Given data:

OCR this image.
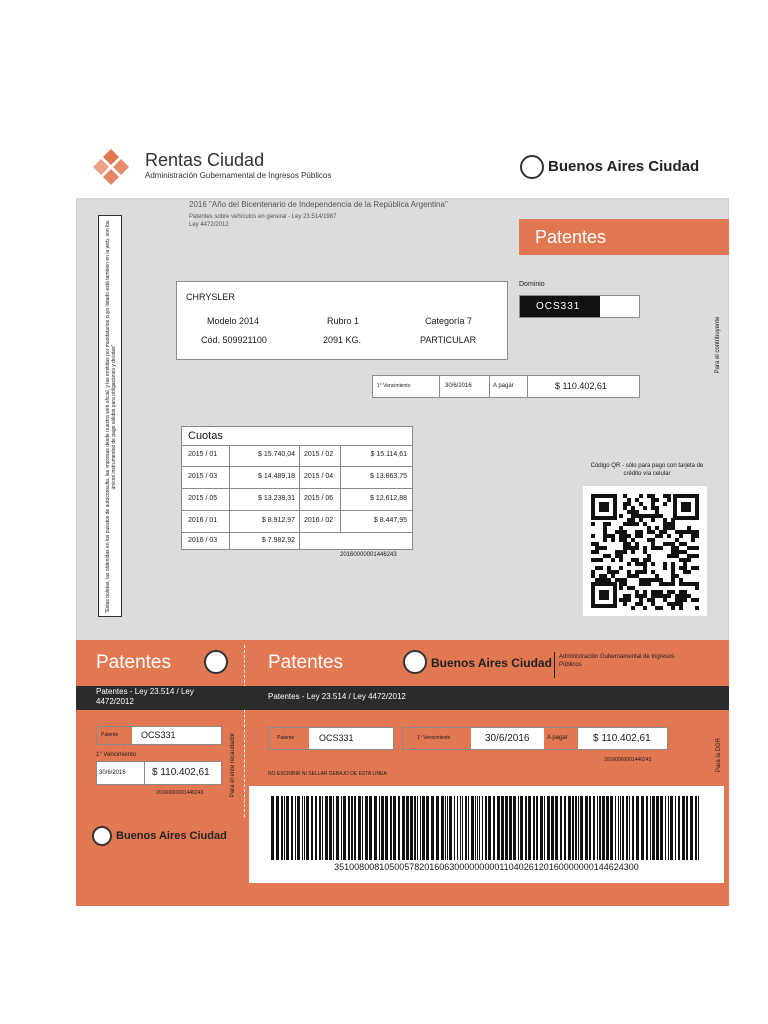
Rentas Ciudad
Administración Gubernamental de Ingresos Públicos
Buenos Aires Ciudad
2016 "Año del Bicentenario de Independencia de la República Argentina"
Patentes sobre vehículos en general - Ley 23.514/1987
Ley 4472/2012
Patentes
"Estas boletas, las obtenidas en los puestos de autoconsulta, las impresas desde nuestra web oficial, y las emitidas por mandatarios cuyo listado está también en la web, son los únicos instrumentos de pago válidos para obligaciones y deudas"	Para el contribuyente
CHRYSLER
Modelo 2014	Rubro 1	Categoría 7
Cód. 509921100	2091 KG.	PARTICULAR
Dominio
OCS331
1° Vencimiento	30/6/2016	A pagar	$ 110.402,61
Cuotas
2015 / 01	$ 15.740,04	2015 / 02	$ 15.114,61
2015 / 03	$ 14.489,18	2015 / 04	$ 13.863,75
2015 / 05	$ 13.238,31	2015 / 06	$ 12.612,88
2016 / 01	$ 8.912,97	2016 / 02	$ 8.447,95
2016 / 03	$ 7.982,92
20160000001446243
Código QR - sólo para pago con tarjeta de crédito vía celular
Patentes
Patentes - Ley 23.514 / Ley 4472/2012
Patente	OCS331
1° Vencimiento
30/6/2016	$ 110.402,61
20160000001446243	Para el ente recaudador
Buenos Aires Ciudad
Patentes	Buenos Aires Ciudad Administración Gubernamental de Ingresos Públicos
Patentes - Ley 23.514 / Ley 4472/2012
Patente	OCS331	1° Vencimiento	30/6/2016	A pagar	$ 110.402,61
20160000001446243
NO ESCRIBIR NI SELLAR DEBAJO DE ESTA LINEA
Para la DGR
3510080081050057820160630000000001104026120160000000144624300
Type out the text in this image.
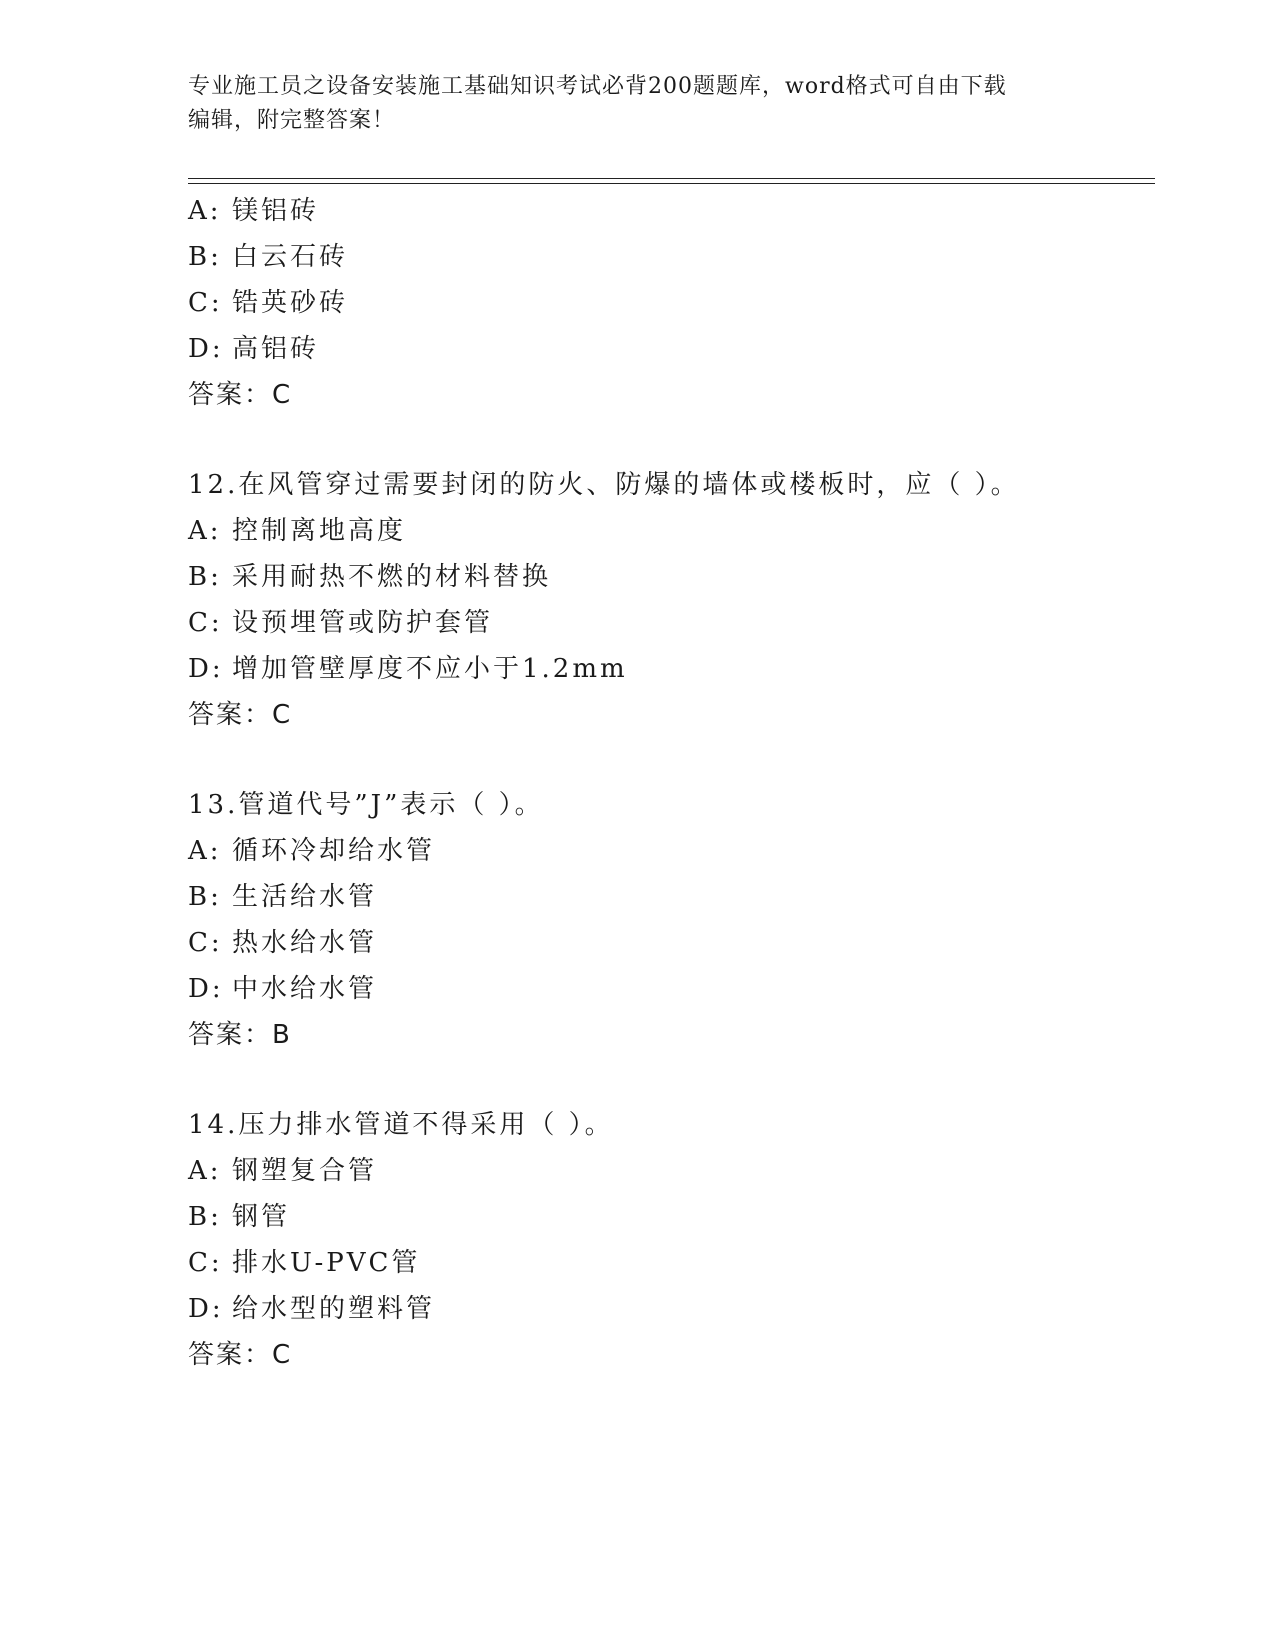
专业施工员之设备安装施工基础知识考试必背200题题库，word格式可自由下载
编辑，附完整答案！
A: 镁铝砖
B: 白云石砖
C: 锆英砂砖
D: 高铝砖
答案：C
12.在风管穿过需要封闭的防火、防爆的墙体或楼板时，应（ ）。
A: 控制离地高度
B: 采用耐热不燃的材料替换
C: 设预埋管或防护套管
D: 增加管壁厚度不应小于1.2mm
答案：C
13.管道代号”J”表示（ ）。
A: 循环冷却给水管
B: 生活给水管
C: 热水给水管
D: 中水给水管
答案：B
14.压力排水管道不得采用（ ）。
A: 钢塑复合管
B: 钢管
C: 排水U-PVC管
D: 给水型的塑料管
答案：C
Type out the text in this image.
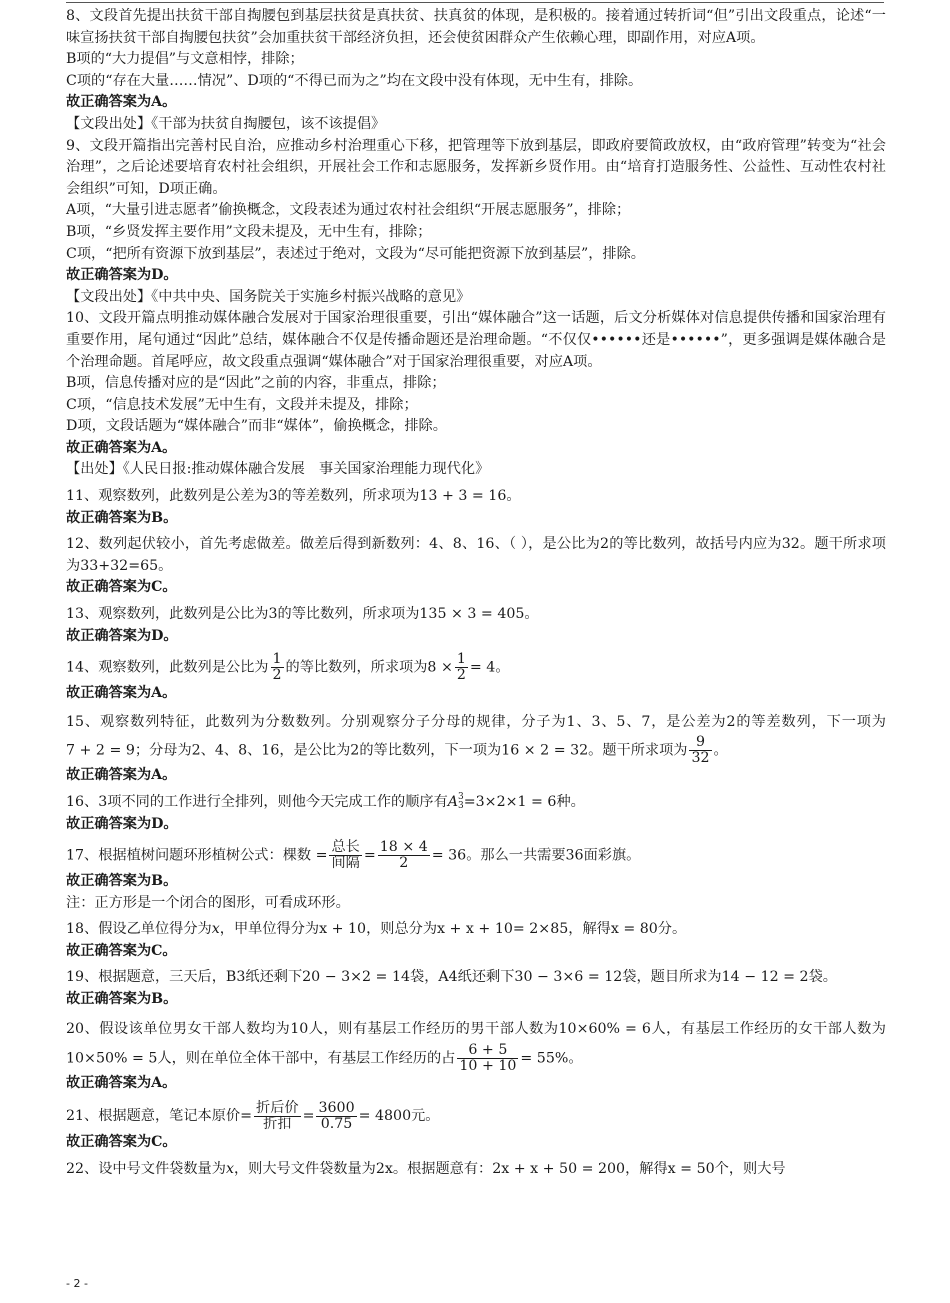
8、文段首先提出扶贫干部自掏腰包到基层扶贫是真扶贫、扶真贫的体现，是积极的。接着通过转折词“但”引出文段重点，论述“一味宣扬扶贫干部自掏腰包扶贫”会加重扶贫干部经济负担，还会使贫困群众产生依赖心理，即副作用，对应A项。

B项的“大力提倡”与文意相悖，排除；

C项的“存在大量……情况”、D项的“不得已而为之”均在文段中没有体现，无中生有，排除。

故正确答案为A。

【文段出处】《干部为扶贫自掏腰包，该不该提倡》

9、文段开篇指出完善村民自治，应推动乡村治理重心下移，把管理等下放到基层，即政府要简政放权，由“政府管理”转变为“社会治理”，之后论述要培育农村社会组织，开展社会工作和志愿服务，发挥新乡贤作用。由“培育打造服务性、公益性、互动性农村社会组织”可知，D项正确。

A项，“大量引进志愿者”偷换概念，文段表述为通过农村社会组织“开展志愿服务”，排除；

B项，“乡贤发挥主要作用”文段未提及，无中生有，排除；

C项，“把所有资源下放到基层”，表述过于绝对，文段为“尽可能把资源下放到基层”，排除。

故正确答案为D。

【文段出处】《中共中央、国务院关于实施乡村振兴战略的意见》

10、文段开篇点明推动媒体融合发展对于国家治理很重要，引出“媒体融合”这一话题，后文分析媒体对信息提供传播和国家治理有重要作用，尾句通过“因此”总结，媒体融合不仅是传播命题还是治理命题。“不仅仅••••••还是••••••”，更多强调是媒体融合是个治理命题。首尾呼应，故文段重点强调“媒体融合”对于国家治理很重要，对应A项。

B项，信息传播对应的是“因此”之前的内容，非重点，排除；

C项，“信息技术发展”无中生有，文段并未提及，排除；

D项，文段话题为“媒体融合”而非“媒体”，偷换概念，排除。

故正确答案为A。

【出处】《人民日报:推动媒体融合发展　事关国家治理能力现代化》

11、观察数列，此数列是公差为3的等差数列，所求项为13 + 3 = 16。

故正确答案为B。

12、数列起伏较小，首先考虑做差。做差后得到新数列：4、8、16、（ ），是公比为2的等比数列，故括号内应为32。题干所求项为33+32=65。

故正确答案为C。

13、观察数列，此数列是公比为3的等比数列，所求项为135 × 3 = 405。

故正确答案为D。

14、观察数列，此数列是公比为 $\frac{1}{2}$ 的等比数列，所求项为$8 \times \frac{1}{2} = 4$。

故正确答案为A。

15、观察数列特征，此数列为分数数列。分别观察分子分母的规律，分子为1、3、5、7，是公差为2的等差数列，下一项为7 + 2 = 9；分母为2、4、8、16，是公比为2的等比数列，下一项为16 × 2 = 32。题干所求项为 $\frac{9}{32}$ 。

故正确答案为A。

16、3项不同的工作进行全排列，则他今天完成工作的顺序有A 3
3 =3×2×1 = 6种。

故正确答案为D。

17、根据植树问题环形植树公式：棵数 = $\frac{\text{总长}}{\text{间隔}} = \frac{18 \times 4}{2} = 36$。那么一共需要36面彩旗。

故正确答案为B。

注：正方形是一个闭合的图形，可看成环形。

18、假设乙单位得分为x，甲单位得分为x + 10，则总分为x + x + 10= 2×85，解得x = 80分。

故正确答案为C。

19、根据题意，三天后，B3纸还剩下20 − 3×2 = 14袋，A4纸还剩下30 − 3×6 = 12袋，题目所求为14 − 12 = 2袋。

故正确答案为B。

20、假设该单位男女干部人数均为10人，则有基层工作经历的男干部人数为10×60% = 6人，有基层工作经历的女干部人数为10×50% = 5人，则在单位全体干部中，有基层工作经历的占 $\frac{6 + 5}{10 + 10} = 55\%$。

故正确答案为A。

21、根据题意，笔记本原价= $\frac{\text{折后价}}{\text{折扣}} = \frac{3600}{0.75} = 4800$元。

故正确答案为C。

22、设中号文件袋数量为x，则大号文件袋数量为2x。根据题意有：2x + x + 50 = 200，解得x = 50个，则大号

- 2 -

Exercise brief:
Print out every entry above without changing a word, and leave out the pictures.

Result:
OCR this image.
Rentas Ciudad
Administración Gubernamental de Ingresos Públicos
Buenos Aires Ciudad
2016 "Año del Bicentenario de Independencia de la República Argentina"
Patentes sobre vehículos en general - Ley 23.514/1987
Ley 4472/2012
Patentes
"Estas boletas, las obtenidas en los puestos de autoconsulta, las impresas desde nuestra web oficial, y las emitidas por mandatarios cuyo listado está también en la web, son los únicos instrumentos de pago válidos para obligaciones y deudas"	Para el contribuyente
CHRYSLER
Modelo 2014	Rubro 1	Categoría 7
Cód. 509921100	2091 KG.	PARTICULAR
Dominio
OCS331
1° Vencimiento	30/6/2016	A pagar	$ 110.402,61
Cuotas
2015 / 01	$ 15.740,04	2015 / 02	$ 15.114,61
2015 / 03	$ 14.489,18	2015 / 04	$ 13.863,75
2015 / 05	$ 13.238,31	2015 / 06	$ 12.612,88
2016 / 01	$ 8.912,97	2016 / 02	$ 8.447,95
2016 / 03	$ 7.982,92
20160000001446243
Código QR - sólo para pago con tarjeta de crédito vía celular
Patentes
Patentes - Ley 23.514 / Ley 4472/2012
Patente	OCS331
1° Vencimiento
30/6/2016	$ 110.402,61
20160000001446243	Para el ente recaudador
Buenos Aires Ciudad
Patentes	Buenos Aires Ciudad Administración Gubernamental de Ingresos Públicos
Patentes - Ley 23.514 / Ley 4472/2012
Patente	OCS331	1° Vencimiento	30/6/2016	A pagar	$ 110.402,61
20160000001446243
NO ESCRIBIR NI SELLAR DEBAJO DE ESTA LINEA
Para la DGR
3510080081050057820160630000000001104026120160000000144624300
Type out the text in this image.
专业施工员之设备安装施工基础知识考试必背200题题库，word格式可自由下载
编辑，附完整答案！
A: 镁铝砖
B: 白云石砖
C: 锆英砂砖
D: 高铝砖
答案：C
12.在风管穿过需要封闭的防火、防爆的墙体或楼板时，应（ ）。
A: 控制离地高度
B: 采用耐热不燃的材料替换
C: 设预埋管或防护套管
D: 增加管壁厚度不应小于1.2mm
答案：C
13.管道代号”J”表示（ ）。
A: 循环冷却给水管
B: 生活给水管
C: 热水给水管
D: 中水给水管
答案：B
14.压力排水管道不得采用（ ）。
A: 钢塑复合管
B: 钢管
C: 排水U-PVC管
D: 给水型的塑料管
答案：C
Type out the text in this image.
8、文段首先提出扶贫干部自掏腰包到基层扶贫是真扶贫、扶真贫的体现，是积极的。接着通过转折词“但”引出文段重点，论述“一味宣扬扶贫干部自掏腰包扶贫”会加重扶贫干部经济负担，还会使贫困群众产生依赖心理，即副作用，对应A项。

B项的“大力提倡”与文意相悖，排除；

C项的“存在大量……情况”、D项的“不得已而为之”均在文段中没有体现，无中生有，排除。

故正确答案为A。

【文段出处】《干部为扶贫自掏腰包，该不该提倡》

9、文段开篇指出完善村民自治，应推动乡村治理重心下移，把管理等下放到基层，即政府要简政放权，由“政府管理”转变为“社会治理”，之后论述要培育农村社会组织，开展社会工作和志愿服务，发挥新乡贤作用。由“培育打造服务性、公益性、互动性农村社会组织”可知，D项正确。

A项，“大量引进志愿者”偷换概念，文段表述为通过农村社会组织“开展志愿服务”，排除；

B项，“乡贤发挥主要作用”文段未提及，无中生有，排除；

C项，“把所有资源下放到基层”，表述过于绝对，文段为“尽可能把资源下放到基层”，排除。

故正确答案为D。

【文段出处】《中共中央、国务院关于实施乡村振兴战略的意见》

10、文段开篇点明推动媒体融合发展对于国家治理很重要，引出“媒体融合”这一话题，后文分析媒体对信息提供传播和国家治理有重要作用，尾句通过“因此”总结，媒体融合不仅是传播命题还是治理命题。“不仅仅••••••还是••••••”，更多强调是媒体融合是个治理命题。首尾呼应，故文段重点强调“媒体融合”对于国家治理很重要，对应A项。

B项，信息传播对应的是“因此”之前的内容，非重点，排除；

C项，“信息技术发展”无中生有，文段并未提及，排除；

D项，文段话题为“媒体融合”而非“媒体”，偷换概念，排除。

故正确答案为A。

【出处】《人民日报:推动媒体融合发展　事关国家治理能力现代化》

11、观察数列，此数列是公差为3的等差数列，所求项为13 + 3 = 16。

故正确答案为B。

12、数列起伏较小，首先考虑做差。做差后得到新数列：4、8、16、（ ），是公比为2的等比数列，故括号内应为32。题干所求项为33+32=65。

故正确答案为C。

13、观察数列，此数列是公比为3的等比数列，所求项为135 × 3 = 405。

故正确答案为D。

14、观察数列，此数列是公比为 $\frac{1}{2}$ 的等比数列，所求项为$8 \times \frac{1}{2} = 4$。

故正确答案为A。

15、观察数列特征，此数列为分数数列。分别观察分子分母的规律，分子为1、3、5、7，是公差为2的等差数列，下一项为7 + 2 = 9；分母为2、4、8、16，是公比为2的等比数列，下一项为16 × 2 = 32。题干所求项为 $\frac{9}{32}$ 。

故正确答案为A。

16、3项不同的工作进行全排列，则他今天完成工作的顺序有A 3
3 =3×2×1 = 6种。

故正确答案为D。

17、根据植树问题环形植树公式：棵数 = $\frac{\text{总长}}{\text{间隔}} = \frac{18 \times 4}{2} = 36$。那么一共需要36面彩旗。

故正确答案为B。

注：正方形是一个闭合的图形，可看成环形。

18、假设乙单位得分为x，甲单位得分为x + 10，则总分为x + x + 10= 2×85，解得x = 80分。

故正确答案为C。

19、根据题意，三天后，B3纸还剩下20 − 3×2 = 14袋，A4纸还剩下30 − 3×6 = 12袋，题目所求为14 − 12 = 2袋。

故正确答案为B。

20、假设该单位男女干部人数均为10人，则有基层工作经历的男干部人数为10×60% = 6人，有基层工作经历的女干部人数为10×50% = 5人，则在单位全体干部中，有基层工作经历的占 $\frac{6 + 5}{10 + 10} = 55\%$。

故正确答案为A。

21、根据题意，笔记本原价= $\frac{\text{折后价}}{\text{折扣}} = \frac{3600}{0.75} = 4800$元。

故正确答案为C。

22、设中号文件袋数量为x，则大号文件袋数量为2x。根据题意有：2x + x + 50 = 200，解得x = 50个，则大号

- 2 -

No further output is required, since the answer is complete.